▶ Records for processing
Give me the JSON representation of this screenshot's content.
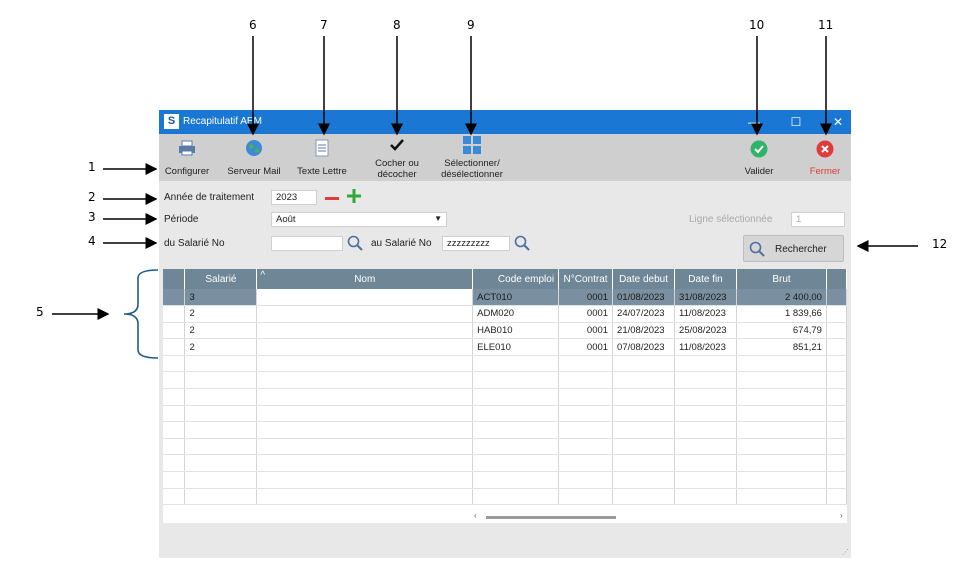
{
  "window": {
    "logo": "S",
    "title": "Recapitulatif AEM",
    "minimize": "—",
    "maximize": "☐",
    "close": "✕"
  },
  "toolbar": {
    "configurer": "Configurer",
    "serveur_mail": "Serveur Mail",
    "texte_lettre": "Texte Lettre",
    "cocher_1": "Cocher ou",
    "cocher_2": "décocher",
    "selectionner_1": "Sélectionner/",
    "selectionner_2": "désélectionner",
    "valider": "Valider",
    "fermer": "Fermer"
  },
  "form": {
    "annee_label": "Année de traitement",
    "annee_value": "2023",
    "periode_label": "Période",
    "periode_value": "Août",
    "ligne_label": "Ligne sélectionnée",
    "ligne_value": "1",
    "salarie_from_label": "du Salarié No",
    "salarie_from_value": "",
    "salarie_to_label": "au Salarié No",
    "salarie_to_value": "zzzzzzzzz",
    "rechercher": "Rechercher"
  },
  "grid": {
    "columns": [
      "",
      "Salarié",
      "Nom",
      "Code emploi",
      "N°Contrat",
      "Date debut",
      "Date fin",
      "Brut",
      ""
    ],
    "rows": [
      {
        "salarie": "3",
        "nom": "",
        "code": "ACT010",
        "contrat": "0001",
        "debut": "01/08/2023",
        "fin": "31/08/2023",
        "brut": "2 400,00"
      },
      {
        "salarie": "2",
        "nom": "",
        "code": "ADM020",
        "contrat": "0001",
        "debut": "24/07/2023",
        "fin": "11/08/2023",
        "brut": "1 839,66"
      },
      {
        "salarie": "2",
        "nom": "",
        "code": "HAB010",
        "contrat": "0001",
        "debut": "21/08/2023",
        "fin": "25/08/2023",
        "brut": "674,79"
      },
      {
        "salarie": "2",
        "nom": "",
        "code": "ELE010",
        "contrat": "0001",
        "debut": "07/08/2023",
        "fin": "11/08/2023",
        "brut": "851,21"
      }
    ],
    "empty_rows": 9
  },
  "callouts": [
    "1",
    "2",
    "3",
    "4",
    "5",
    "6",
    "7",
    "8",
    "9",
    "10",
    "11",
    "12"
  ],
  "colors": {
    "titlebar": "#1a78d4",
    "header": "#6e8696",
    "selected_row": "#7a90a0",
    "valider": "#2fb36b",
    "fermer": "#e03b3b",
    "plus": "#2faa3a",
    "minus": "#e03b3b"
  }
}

--

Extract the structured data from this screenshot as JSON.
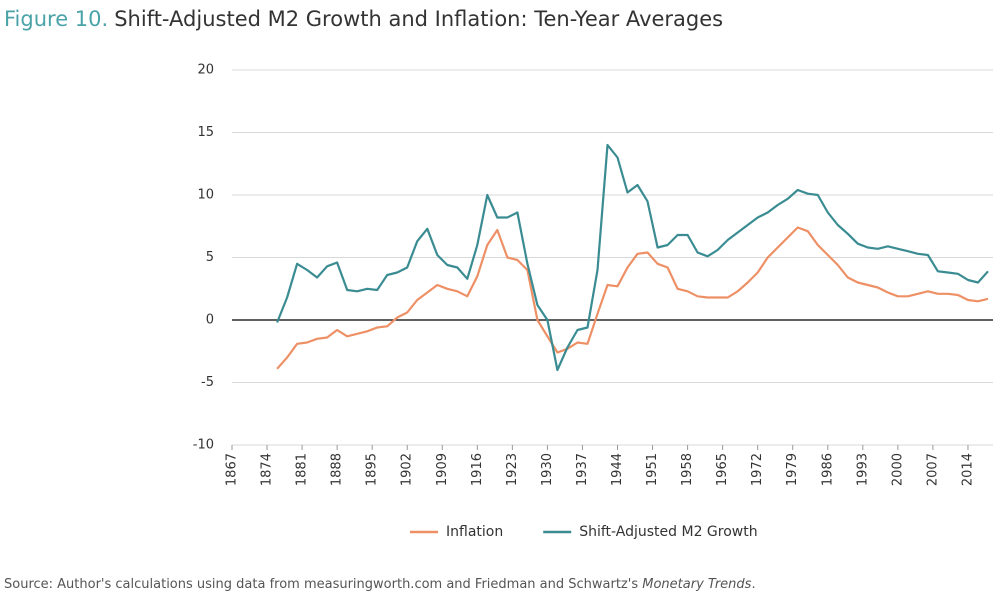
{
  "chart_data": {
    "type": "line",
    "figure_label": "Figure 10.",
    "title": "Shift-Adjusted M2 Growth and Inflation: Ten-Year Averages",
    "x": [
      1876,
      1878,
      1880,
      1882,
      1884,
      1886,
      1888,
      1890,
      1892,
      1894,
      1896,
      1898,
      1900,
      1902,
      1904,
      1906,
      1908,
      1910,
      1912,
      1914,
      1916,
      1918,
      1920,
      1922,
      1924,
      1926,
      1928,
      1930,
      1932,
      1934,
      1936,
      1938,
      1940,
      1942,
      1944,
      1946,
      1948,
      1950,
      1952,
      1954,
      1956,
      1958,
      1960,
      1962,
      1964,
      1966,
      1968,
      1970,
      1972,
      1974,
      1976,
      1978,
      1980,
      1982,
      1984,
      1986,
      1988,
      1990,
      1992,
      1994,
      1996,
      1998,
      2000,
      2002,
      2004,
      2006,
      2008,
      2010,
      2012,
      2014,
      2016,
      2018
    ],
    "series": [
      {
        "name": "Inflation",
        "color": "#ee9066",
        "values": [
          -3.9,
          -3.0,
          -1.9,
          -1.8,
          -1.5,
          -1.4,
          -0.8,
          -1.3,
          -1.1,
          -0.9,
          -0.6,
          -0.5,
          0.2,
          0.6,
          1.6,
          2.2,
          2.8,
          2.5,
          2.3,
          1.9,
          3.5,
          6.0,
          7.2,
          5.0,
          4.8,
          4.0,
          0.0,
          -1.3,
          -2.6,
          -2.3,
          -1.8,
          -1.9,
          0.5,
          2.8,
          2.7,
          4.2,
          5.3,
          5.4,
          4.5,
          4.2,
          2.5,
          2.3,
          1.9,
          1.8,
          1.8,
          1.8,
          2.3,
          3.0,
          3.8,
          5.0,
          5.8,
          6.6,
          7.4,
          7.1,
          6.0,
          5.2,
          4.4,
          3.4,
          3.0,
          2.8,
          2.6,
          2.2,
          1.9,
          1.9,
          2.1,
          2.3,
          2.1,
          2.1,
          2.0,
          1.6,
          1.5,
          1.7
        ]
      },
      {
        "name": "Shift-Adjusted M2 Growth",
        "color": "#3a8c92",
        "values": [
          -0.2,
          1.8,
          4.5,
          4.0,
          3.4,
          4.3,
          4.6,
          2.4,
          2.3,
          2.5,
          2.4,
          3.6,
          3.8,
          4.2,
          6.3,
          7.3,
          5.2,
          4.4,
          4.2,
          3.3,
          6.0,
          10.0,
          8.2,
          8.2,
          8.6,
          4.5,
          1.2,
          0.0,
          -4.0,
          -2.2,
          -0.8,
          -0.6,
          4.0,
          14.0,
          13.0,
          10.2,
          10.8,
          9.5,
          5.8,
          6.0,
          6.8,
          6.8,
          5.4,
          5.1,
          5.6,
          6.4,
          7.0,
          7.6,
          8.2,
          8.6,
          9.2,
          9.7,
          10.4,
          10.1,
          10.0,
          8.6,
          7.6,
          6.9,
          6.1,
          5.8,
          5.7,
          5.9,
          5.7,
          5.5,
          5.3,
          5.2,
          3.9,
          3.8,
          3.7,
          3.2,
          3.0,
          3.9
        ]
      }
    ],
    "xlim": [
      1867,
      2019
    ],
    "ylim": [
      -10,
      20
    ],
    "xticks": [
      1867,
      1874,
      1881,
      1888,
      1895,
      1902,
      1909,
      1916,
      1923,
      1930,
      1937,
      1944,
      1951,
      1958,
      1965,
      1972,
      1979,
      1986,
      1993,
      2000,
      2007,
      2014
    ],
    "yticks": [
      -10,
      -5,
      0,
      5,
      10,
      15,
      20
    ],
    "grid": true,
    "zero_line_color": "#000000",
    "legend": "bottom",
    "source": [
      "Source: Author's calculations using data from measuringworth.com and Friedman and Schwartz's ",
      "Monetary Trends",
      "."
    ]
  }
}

==

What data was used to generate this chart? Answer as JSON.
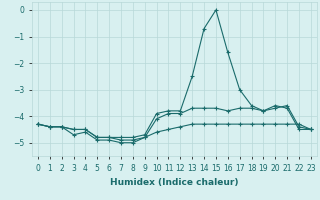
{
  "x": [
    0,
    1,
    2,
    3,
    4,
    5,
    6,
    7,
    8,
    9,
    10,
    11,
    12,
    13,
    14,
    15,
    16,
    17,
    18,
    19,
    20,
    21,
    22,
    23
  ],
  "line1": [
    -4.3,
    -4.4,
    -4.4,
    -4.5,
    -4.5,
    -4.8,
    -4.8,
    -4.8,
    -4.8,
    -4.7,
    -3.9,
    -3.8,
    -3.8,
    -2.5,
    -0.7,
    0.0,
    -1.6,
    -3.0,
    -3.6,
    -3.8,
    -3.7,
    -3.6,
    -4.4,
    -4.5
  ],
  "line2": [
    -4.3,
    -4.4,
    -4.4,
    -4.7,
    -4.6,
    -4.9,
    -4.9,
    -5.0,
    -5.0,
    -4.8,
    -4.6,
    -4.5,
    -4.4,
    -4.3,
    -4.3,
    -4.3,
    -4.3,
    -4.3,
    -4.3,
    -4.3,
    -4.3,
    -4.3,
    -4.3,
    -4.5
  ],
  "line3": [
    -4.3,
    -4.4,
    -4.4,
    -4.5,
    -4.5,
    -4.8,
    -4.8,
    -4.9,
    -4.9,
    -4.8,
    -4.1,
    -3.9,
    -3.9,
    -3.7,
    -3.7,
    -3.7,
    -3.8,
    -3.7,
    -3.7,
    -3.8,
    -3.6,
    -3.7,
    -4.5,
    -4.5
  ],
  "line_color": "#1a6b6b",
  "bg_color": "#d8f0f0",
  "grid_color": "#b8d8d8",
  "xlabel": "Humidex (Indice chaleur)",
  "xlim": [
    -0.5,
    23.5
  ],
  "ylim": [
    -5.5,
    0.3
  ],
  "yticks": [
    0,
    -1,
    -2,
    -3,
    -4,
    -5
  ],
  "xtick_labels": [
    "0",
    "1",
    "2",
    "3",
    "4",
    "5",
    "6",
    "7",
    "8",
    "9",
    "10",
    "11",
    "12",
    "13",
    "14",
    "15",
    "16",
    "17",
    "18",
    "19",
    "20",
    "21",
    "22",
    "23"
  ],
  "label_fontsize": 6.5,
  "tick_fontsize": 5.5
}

▶ Do this
From the data above, copy each line that holds "Shift".

▶ Full response
    "title": "Shift-Adjusted M2 Growth and Inflation: Ten-Year Averages",
        "name": "Shift-Adjusted M2 Growth",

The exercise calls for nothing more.